* START Available data *

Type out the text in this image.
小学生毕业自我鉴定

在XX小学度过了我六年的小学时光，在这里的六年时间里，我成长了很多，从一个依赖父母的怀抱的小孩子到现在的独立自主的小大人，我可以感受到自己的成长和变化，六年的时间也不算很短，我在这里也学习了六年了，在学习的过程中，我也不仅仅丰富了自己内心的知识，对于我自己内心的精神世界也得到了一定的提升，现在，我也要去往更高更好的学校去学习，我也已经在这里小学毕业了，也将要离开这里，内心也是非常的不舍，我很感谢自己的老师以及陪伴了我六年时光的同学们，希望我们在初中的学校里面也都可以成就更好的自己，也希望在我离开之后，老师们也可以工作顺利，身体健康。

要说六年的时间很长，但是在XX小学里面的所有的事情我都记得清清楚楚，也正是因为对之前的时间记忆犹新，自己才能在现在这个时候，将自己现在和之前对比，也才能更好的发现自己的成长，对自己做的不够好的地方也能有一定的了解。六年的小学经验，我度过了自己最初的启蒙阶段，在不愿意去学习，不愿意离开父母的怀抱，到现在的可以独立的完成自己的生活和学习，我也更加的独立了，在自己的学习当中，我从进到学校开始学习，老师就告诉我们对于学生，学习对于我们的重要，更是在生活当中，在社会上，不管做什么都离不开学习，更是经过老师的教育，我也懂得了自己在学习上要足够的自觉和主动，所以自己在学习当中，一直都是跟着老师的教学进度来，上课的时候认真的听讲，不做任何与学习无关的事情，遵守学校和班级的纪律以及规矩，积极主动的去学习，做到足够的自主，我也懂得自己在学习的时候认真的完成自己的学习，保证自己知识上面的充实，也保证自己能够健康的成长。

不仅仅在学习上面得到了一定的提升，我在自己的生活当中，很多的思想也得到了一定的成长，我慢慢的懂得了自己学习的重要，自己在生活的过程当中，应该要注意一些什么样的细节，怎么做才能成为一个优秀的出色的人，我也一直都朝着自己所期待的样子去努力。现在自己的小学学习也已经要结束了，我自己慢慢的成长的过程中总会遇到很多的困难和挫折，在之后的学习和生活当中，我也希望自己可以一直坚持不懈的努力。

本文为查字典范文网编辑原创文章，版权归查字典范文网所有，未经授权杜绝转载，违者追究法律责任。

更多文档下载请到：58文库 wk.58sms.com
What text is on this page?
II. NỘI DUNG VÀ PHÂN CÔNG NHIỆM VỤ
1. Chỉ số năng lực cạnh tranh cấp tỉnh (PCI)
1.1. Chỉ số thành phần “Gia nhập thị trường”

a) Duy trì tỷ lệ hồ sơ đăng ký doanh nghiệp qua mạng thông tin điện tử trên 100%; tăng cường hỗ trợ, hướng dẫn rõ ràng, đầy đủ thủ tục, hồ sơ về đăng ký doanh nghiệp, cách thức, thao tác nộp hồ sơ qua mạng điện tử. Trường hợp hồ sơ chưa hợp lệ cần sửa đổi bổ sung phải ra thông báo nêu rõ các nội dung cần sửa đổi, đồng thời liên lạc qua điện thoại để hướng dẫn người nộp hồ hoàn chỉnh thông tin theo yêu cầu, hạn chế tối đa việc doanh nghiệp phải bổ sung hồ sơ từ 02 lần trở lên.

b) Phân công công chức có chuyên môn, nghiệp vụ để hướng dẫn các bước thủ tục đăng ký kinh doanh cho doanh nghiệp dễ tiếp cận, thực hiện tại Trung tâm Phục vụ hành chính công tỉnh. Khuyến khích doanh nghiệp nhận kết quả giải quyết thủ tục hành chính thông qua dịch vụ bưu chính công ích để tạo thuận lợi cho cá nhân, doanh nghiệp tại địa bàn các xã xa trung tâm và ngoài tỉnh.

* END Available data *

• What you should do
List each line of the records that holds the string "nghiệp".

• Solved problem
a) Duy trì tỷ lệ hồ sơ đăng ký doanh nghiệp qua mạng thông tin điện tử trên 100%; tăng cường hỗ trợ, hướng dẫn rõ ràng, đầy đủ thủ tục, hồ sơ về đăng ký doanh nghiệp, cách thức, thao tác nộp hồ sơ qua mạng điện tử. Trường hợp hồ sơ chưa hợp lệ cần sửa đổi bổ sung phải ra thông báo nêu rõ các nội dung cần sửa đổi, đồng thời liên lạc qua điện thoại để hướng dẫn người nộp hồ hoàn chỉnh thông tin theo yêu cầu, hạn chế tối đa việc doanh nghiệp phải bổ sung hồ sơ từ 02 lần trở lên.
b) Phân công công chức có chuyên môn, nghiệp vụ để hướng dẫn các bước thủ tục đăng ký kinh doanh cho doanh nghiệp dễ tiếp cận, thực hiện tại Trung tâm Phục vụ hành chính công tỉnh. Khuyến khích doanh nghiệp nhận kết quả giải quyết thủ tục hành chính thông qua dịch vụ bưu chính công ích để tạo thuận lợi cho cá nhân, doanh nghiệp tại địa bàn các xã xa trung tâm và ngoài tỉnh.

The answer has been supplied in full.